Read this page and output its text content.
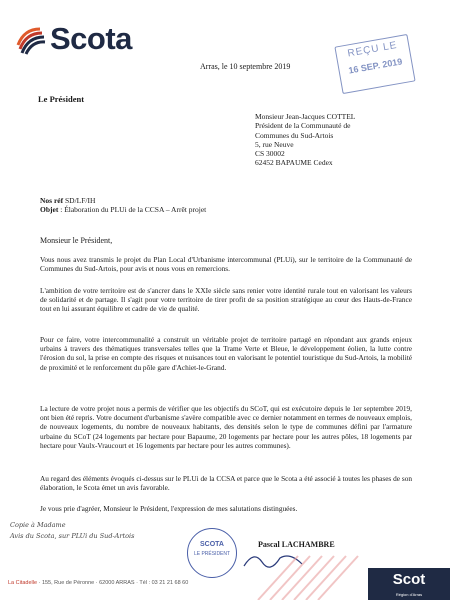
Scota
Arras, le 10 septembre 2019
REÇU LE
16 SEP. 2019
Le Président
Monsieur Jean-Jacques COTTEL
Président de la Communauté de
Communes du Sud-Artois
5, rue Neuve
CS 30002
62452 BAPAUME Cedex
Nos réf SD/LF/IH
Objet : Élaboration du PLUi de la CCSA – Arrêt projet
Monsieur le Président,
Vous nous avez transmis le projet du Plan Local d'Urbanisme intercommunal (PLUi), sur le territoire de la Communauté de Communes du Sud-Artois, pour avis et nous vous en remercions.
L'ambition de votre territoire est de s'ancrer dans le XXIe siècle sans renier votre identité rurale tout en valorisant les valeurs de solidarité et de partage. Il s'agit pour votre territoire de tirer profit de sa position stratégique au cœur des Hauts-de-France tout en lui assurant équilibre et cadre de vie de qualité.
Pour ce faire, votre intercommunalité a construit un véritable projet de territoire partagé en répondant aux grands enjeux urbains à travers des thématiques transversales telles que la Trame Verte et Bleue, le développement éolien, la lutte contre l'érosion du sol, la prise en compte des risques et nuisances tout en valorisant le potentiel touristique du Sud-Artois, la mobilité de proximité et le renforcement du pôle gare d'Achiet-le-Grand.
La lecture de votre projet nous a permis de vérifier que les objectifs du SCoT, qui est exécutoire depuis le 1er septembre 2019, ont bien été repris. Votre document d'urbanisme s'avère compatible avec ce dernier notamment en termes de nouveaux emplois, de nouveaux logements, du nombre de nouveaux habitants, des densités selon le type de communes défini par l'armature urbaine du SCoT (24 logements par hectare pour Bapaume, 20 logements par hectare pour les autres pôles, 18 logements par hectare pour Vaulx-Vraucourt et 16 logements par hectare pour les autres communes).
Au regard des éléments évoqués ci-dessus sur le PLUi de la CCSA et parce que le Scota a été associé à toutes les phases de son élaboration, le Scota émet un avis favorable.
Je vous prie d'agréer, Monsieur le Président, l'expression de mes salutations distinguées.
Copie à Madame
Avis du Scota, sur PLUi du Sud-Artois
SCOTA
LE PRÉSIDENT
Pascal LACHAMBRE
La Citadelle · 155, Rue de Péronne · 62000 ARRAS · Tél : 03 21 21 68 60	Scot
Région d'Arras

----

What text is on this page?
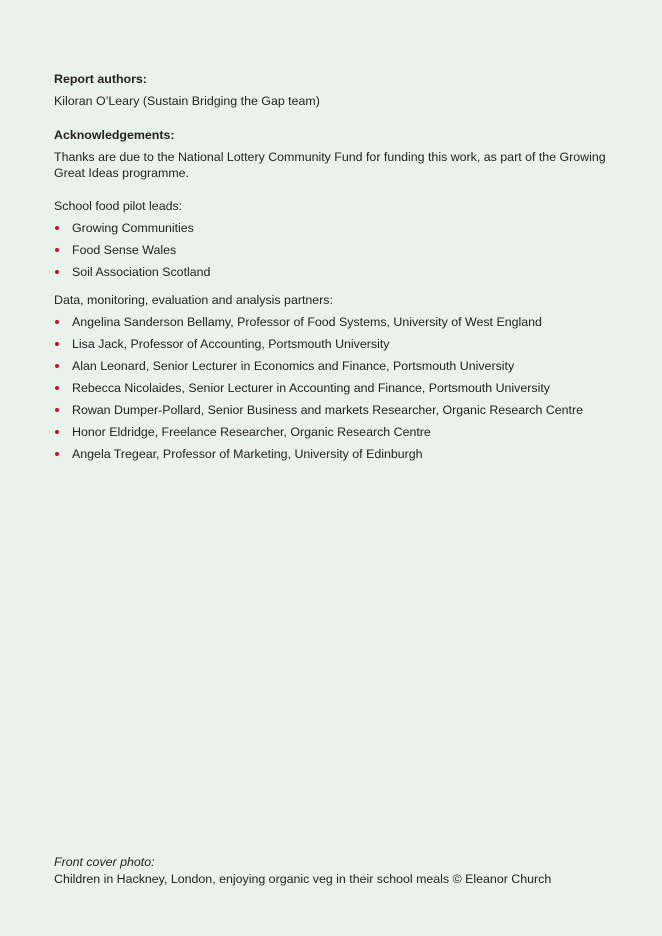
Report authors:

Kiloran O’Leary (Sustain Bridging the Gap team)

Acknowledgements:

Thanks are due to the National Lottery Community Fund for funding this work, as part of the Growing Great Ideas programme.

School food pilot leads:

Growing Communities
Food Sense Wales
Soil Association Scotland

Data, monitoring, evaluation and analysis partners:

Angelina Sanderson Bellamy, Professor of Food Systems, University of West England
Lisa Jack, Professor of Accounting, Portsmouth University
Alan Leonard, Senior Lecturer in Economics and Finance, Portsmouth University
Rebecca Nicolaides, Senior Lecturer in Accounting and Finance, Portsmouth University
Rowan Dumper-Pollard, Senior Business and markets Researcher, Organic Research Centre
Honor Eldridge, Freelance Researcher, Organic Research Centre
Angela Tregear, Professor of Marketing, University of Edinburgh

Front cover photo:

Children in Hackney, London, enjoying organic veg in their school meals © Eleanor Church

----

**Task**
Pick out the lines above that hold the string "Finance" and show them.

**Expected answer**
Alan Leonard, Senior Lecturer in Economics and Finance, Portsmouth University
Rebecca Nicolaides, Senior Lecturer in Accounting and Finance, Portsmouth University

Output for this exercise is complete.